▶ **SHORT EXERCISE**: Please write out the material below exactly as given.

Figure content listings

-- Start --

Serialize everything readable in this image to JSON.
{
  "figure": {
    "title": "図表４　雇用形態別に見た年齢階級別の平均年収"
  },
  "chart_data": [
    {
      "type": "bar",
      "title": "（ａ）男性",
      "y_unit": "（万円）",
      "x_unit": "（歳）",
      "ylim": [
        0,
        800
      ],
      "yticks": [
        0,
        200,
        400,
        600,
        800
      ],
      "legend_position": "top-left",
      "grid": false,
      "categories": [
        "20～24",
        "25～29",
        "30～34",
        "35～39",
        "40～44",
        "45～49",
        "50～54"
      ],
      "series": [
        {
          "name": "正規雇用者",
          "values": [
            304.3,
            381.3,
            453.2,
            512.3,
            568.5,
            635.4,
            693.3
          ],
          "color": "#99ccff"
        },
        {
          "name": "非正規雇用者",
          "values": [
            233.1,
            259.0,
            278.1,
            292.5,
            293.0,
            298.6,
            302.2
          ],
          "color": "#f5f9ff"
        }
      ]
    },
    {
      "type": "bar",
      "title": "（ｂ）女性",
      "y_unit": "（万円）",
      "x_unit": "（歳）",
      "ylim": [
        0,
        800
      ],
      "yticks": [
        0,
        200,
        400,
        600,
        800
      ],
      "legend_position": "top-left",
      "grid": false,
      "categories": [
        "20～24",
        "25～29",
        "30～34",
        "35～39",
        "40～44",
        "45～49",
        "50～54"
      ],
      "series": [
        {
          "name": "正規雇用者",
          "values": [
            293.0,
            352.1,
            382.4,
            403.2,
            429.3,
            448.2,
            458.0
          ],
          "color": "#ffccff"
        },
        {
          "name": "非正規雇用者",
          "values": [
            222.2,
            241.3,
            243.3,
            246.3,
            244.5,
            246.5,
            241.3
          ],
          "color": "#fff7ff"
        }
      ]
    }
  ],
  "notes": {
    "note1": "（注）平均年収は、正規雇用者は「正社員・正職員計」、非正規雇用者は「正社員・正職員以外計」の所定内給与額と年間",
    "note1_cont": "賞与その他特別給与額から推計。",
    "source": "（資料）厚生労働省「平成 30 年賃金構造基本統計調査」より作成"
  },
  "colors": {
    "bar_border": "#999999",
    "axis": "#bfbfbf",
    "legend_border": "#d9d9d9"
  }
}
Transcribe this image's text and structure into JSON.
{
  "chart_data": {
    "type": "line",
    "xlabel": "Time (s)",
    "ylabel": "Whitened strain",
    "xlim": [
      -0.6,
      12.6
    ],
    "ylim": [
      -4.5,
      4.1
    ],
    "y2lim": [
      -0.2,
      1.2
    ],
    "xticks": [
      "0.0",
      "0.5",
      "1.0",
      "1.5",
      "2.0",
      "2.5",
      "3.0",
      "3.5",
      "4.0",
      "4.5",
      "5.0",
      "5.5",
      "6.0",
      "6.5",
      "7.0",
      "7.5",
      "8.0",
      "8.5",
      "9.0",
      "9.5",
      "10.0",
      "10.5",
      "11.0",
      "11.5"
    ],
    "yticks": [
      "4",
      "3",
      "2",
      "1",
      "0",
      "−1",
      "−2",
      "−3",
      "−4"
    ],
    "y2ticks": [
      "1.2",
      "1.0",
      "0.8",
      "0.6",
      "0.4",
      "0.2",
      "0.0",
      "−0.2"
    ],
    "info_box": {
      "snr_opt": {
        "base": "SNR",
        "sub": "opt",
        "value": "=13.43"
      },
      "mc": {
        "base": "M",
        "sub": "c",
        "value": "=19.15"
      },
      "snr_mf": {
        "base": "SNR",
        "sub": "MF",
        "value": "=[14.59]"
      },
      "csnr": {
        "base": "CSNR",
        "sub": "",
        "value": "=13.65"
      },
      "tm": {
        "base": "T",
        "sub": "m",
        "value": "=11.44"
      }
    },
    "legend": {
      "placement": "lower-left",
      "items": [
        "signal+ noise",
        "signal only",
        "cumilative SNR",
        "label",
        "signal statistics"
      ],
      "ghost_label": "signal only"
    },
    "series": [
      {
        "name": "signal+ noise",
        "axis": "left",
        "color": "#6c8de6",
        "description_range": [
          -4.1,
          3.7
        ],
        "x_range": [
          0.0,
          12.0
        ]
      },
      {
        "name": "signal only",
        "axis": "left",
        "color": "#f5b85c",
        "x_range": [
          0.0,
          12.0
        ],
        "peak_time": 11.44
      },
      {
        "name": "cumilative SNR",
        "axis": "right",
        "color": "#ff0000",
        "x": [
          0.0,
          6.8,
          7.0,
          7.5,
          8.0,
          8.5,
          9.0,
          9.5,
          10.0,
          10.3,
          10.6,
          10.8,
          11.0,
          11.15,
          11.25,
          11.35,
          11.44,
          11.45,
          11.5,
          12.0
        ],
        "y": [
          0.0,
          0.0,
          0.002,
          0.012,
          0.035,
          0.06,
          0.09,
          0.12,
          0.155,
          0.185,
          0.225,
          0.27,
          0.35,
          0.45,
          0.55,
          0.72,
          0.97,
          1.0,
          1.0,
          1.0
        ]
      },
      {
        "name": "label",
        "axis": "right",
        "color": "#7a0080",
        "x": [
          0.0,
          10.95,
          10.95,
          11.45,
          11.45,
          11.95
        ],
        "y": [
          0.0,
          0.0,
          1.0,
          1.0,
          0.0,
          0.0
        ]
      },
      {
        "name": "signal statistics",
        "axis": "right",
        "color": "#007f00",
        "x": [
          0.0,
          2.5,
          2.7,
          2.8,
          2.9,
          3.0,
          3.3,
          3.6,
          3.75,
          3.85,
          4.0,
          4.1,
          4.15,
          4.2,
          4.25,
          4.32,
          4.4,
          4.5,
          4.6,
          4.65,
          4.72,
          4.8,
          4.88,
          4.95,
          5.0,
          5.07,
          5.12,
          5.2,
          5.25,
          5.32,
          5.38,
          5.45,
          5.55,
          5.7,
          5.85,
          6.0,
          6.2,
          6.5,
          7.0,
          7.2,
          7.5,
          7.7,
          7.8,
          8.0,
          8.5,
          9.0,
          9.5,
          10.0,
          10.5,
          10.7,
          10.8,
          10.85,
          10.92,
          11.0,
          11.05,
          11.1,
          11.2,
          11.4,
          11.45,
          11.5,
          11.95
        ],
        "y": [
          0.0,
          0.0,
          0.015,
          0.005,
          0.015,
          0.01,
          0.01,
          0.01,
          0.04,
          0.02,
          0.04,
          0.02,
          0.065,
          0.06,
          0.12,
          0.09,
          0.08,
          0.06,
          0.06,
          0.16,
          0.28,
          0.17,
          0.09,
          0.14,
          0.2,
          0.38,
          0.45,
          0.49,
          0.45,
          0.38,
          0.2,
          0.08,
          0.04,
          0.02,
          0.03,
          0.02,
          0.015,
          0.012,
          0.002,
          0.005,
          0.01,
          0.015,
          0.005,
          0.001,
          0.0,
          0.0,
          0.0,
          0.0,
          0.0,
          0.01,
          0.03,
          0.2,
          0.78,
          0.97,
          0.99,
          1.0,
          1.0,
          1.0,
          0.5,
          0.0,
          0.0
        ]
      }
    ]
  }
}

-- End --

▶ **RESULT**:
Serialize everything readable in this image to JSON.
{
  "figure": {
    "title": "図表４　雇用形態別に見た年齢階級別の平均年収"
  },
  "chart_data": [
    {
      "type": "bar",
      "title": "（ａ）男性",
      "y_unit": "（万円）",
      "x_unit": "（歳）",
      "ylim": [
        0,
        800
      ],
      "yticks": [
        0,
        200,
        400,
        600,
        800
      ],
      "legend_position": "top-left",
      "grid": false,
      "categories": [
        "20～24",
        "25～29",
        "30～34",
        "35～39",
        "40～44",
        "45～49",
        "50～54"
      ],
      "series": [
        {
          "name": "正規雇用者",
          "values": [
            304.3,
            381.3,
            453.2,
            512.3,
            568.5,
            635.4,
            693.3
          ],
          "color": "#99ccff"
        },
        {
          "name": "非正規雇用者",
          "values": [
            233.1,
            259.0,
            278.1,
            292.5,
            293.0,
            298.6,
            302.2
          ],
          "color": "#f5f9ff"
        }
      ]
    },
    {
      "type": "bar",
      "title": "（ｂ）女性",
      "y_unit": "（万円）",
      "x_unit": "（歳）",
      "ylim": [
        0,
        800
      ],
      "yticks": [
        0,
        200,
        400,
        600,
        800
      ],
      "legend_position": "top-left",
      "grid": false,
      "categories": [
        "20～24",
        "25～29",
        "30～34",
        "35～39",
        "40～44",
        "45～49",
        "50～54"
      ],
      "series": [
        {
          "name": "正規雇用者",
          "values": [
            293.0,
            352.1,
            382.4,
            403.2,
            429.3,
            448.2,
            458.0
          ],
          "color": "#ffccff"
        },
        {
          "name": "非正規雇用者",
          "values": [
            222.2,
            241.3,
            243.3,
            246.3,
            244.5,
            246.5,
            241.3
          ],
          "color": "#fff7ff"
        }
      ]
    }
  ],
  "notes": {
    "note1": "（注）平均年収は、正規雇用者は「正社員・正職員計」、非正規雇用者は「正社員・正職員以外計」の所定内給与額と年間",
    "note1_cont": "賞与その他特別給与額から推計。",
    "source": "（資料）厚生労働省「平成 30 年賃金構造基本統計調査」より作成"
  },
  "colors": {
    "bar_border": "#999999",
    "axis": "#bfbfbf",
    "legend_border": "#d9d9d9"
  }
}
Transcribe this image's text and structure into JSON.
{
  "chart_data": {
    "type": "line",
    "xlabel": "Time (s)",
    "ylabel": "Whitened strain",
    "xlim": [
      -0.6,
      12.6
    ],
    "ylim": [
      -4.5,
      4.1
    ],
    "y2lim": [
      -0.2,
      1.2
    ],
    "xticks": [
      "0.0",
      "0.5",
      "1.0",
      "1.5",
      "2.0",
      "2.5",
      "3.0",
      "3.5",
      "4.0",
      "4.5",
      "5.0",
      "5.5",
      "6.0",
      "6.5",
      "7.0",
      "7.5",
      "8.0",
      "8.5",
      "9.0",
      "9.5",
      "10.0",
      "10.5",
      "11.0",
      "11.5"
    ],
    "yticks": [
      "4",
      "3",
      "2",
      "1",
      "0",
      "−1",
      "−2",
      "−3",
      "−4"
    ],
    "y2ticks": [
      "1.2",
      "1.0",
      "0.8",
      "0.6",
      "0.4",
      "0.2",
      "0.0",
      "−0.2"
    ],
    "info_box": {
      "snr_opt": {
        "base": "SNR",
        "sub": "opt",
        "value": "=13.43"
      },
      "mc": {
        "base": "M",
        "sub": "c",
        "value": "=19.15"
      },
      "snr_mf": {
        "base": "SNR",
        "sub": "MF",
        "value": "=[14.59]"
      },
      "csnr": {
        "base": "CSNR",
        "sub": "",
        "value": "=13.65"
      },
      "tm": {
        "base": "T",
        "sub": "m",
        "value": "=11.44"
      }
    },
    "legend": {
      "placement": "lower-left",
      "items": [
        "signal+ noise",
        "signal only",
        "cumilative SNR",
        "label",
        "signal statistics"
      ],
      "ghost_label": "signal only"
    },
    "series": [
      {
        "name": "signal+ noise",
        "axis": "left",
        "color": "#6c8de6",
        "description_range": [
          -4.1,
          3.7
        ],
        "x_range": [
          0.0,
          12.0
        ]
      },
      {
        "name": "signal only",
        "axis": "left",
        "color": "#f5b85c",
        "x_range": [
          0.0,
          12.0
        ],
        "peak_time": 11.44
      },
      {
        "name": "cumilative SNR",
        "axis": "right",
        "color": "#ff0000",
        "x": [
          0.0,
          6.8,
          7.0,
          7.5,
          8.0,
          8.5,
          9.0,
          9.5,
          10.0,
          10.3,
          10.6,
          10.8,
          11.0,
          11.15,
          11.25,
          11.35,
          11.44,
          11.45,
          11.5,
          12.0
        ],
        "y": [
          0.0,
          0.0,
          0.002,
          0.012,
          0.035,
          0.06,
          0.09,
          0.12,
          0.155,
          0.185,
          0.225,
          0.27,
          0.35,
          0.45,
          0.55,
          0.72,
          0.97,
          1.0,
          1.0,
          1.0
        ]
      },
      {
        "name": "label",
        "axis": "right",
        "color": "#7a0080",
        "x": [
          0.0,
          10.95,
          10.95,
          11.45,
          11.45,
          11.95
        ],
        "y": [
          0.0,
          0.0,
          1.0,
          1.0,
          0.0,
          0.0
        ]
      },
      {
        "name": "signal statistics",
        "axis": "right",
        "color": "#007f00",
        "x": [
          0.0,
          2.5,
          2.7,
          2.8,
          2.9,
          3.0,
          3.3,
          3.6,
          3.75,
          3.85,
          4.0,
          4.1,
          4.15,
          4.2,
          4.25,
          4.32,
          4.4,
          4.5,
          4.6,
          4.65,
          4.72,
          4.8,
          4.88,
          4.95,
          5.0,
          5.07,
          5.12,
          5.2,
          5.25,
          5.32,
          5.38,
          5.45,
          5.55,
          5.7,
          5.85,
          6.0,
          6.2,
          6.5,
          7.0,
          7.2,
          7.5,
          7.7,
          7.8,
          8.0,
          8.5,
          9.0,
          9.5,
          10.0,
          10.5,
          10.7,
          10.8,
          10.85,
          10.92,
          11.0,
          11.05,
          11.1,
          11.2,
          11.4,
          11.45,
          11.5,
          11.95
        ],
        "y": [
          0.0,
          0.0,
          0.015,
          0.005,
          0.015,
          0.01,
          0.01,
          0.01,
          0.04,
          0.02,
          0.04,
          0.02,
          0.065,
          0.06,
          0.12,
          0.09,
          0.08,
          0.06,
          0.06,
          0.16,
          0.28,
          0.17,
          0.09,
          0.14,
          0.2,
          0.38,
          0.45,
          0.49,
          0.45,
          0.38,
          0.2,
          0.08,
          0.04,
          0.02,
          0.03,
          0.02,
          0.015,
          0.012,
          0.002,
          0.005,
          0.01,
          0.015,
          0.005,
          0.001,
          0.0,
          0.0,
          0.0,
          0.0,
          0.0,
          0.01,
          0.03,
          0.2,
          0.78,
          0.97,
          0.99,
          1.0,
          1.0,
          1.0,
          0.5,
          0.0,
          0.0
        ]
      }
    ]
  }
}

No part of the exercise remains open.